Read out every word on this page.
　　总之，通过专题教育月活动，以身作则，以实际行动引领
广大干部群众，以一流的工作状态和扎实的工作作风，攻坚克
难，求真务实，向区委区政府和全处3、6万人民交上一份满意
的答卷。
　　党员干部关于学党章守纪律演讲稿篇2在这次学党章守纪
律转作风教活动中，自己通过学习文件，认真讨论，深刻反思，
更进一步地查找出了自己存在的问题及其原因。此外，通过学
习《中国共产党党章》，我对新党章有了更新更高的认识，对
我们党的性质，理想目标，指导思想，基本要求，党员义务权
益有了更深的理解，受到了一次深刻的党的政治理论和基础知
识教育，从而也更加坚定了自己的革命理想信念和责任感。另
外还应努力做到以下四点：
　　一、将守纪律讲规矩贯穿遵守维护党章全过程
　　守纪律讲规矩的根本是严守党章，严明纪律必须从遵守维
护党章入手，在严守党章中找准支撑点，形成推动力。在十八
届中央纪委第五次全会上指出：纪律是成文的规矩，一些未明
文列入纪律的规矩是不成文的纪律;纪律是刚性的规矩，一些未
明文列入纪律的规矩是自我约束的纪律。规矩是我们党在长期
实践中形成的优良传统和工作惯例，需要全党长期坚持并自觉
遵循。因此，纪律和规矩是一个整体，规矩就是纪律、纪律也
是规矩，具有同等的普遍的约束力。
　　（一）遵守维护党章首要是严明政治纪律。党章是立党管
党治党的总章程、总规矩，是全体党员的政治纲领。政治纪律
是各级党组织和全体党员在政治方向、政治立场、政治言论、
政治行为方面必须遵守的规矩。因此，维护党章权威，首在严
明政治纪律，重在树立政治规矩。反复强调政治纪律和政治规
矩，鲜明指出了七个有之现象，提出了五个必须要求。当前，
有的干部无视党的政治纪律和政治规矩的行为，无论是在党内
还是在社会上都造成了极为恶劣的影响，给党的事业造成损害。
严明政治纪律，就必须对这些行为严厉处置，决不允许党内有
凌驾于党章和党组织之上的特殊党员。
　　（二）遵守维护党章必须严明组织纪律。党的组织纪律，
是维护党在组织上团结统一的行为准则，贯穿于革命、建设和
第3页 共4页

--

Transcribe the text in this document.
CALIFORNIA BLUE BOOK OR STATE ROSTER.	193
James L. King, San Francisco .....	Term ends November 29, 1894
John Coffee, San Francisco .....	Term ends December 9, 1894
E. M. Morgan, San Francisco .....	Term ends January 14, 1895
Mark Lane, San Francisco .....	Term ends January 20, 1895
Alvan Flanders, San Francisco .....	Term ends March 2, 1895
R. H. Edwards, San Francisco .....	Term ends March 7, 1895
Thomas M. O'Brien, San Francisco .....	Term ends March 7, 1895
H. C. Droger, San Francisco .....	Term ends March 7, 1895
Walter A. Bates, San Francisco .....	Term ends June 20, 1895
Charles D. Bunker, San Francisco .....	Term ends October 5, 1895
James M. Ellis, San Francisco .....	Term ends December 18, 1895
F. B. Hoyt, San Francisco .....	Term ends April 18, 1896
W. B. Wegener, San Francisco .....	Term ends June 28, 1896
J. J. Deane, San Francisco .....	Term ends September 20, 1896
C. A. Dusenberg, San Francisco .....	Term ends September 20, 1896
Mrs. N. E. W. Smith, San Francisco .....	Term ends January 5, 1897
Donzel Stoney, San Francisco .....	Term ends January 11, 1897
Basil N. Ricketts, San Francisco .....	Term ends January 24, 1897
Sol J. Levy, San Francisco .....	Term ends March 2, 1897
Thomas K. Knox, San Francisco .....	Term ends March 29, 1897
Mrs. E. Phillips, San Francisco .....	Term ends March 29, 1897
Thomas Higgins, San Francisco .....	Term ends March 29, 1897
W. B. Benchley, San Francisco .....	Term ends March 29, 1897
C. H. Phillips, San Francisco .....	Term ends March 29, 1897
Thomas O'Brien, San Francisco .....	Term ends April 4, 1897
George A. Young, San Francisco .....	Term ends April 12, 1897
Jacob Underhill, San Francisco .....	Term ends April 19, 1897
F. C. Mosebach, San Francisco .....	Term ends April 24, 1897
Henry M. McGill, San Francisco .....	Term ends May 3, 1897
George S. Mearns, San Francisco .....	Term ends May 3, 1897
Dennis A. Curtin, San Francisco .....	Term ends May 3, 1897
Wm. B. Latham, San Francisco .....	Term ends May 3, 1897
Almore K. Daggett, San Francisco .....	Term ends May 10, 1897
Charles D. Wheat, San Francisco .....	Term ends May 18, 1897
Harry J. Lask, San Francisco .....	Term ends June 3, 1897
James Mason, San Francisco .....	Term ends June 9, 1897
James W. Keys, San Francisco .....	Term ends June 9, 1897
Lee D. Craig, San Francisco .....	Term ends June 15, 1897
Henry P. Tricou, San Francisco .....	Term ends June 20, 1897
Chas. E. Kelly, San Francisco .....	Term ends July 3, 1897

• _What to produce_
Go through the records and gather the lines that hold "January".

• _Response_
E. M. Morgan, San Francisco .....	Term ends January 14, 1895
Mark Lane, San Francisco .....	Term ends January 20, 1895
Mrs. N. E. W. Smith, San Francisco .....	Term ends January 5, 1897
Donzel Stoney, San Francisco .....	Term ends January 11, 1897
Basil N. Ricketts, San Francisco .....	Term ends January 24, 1897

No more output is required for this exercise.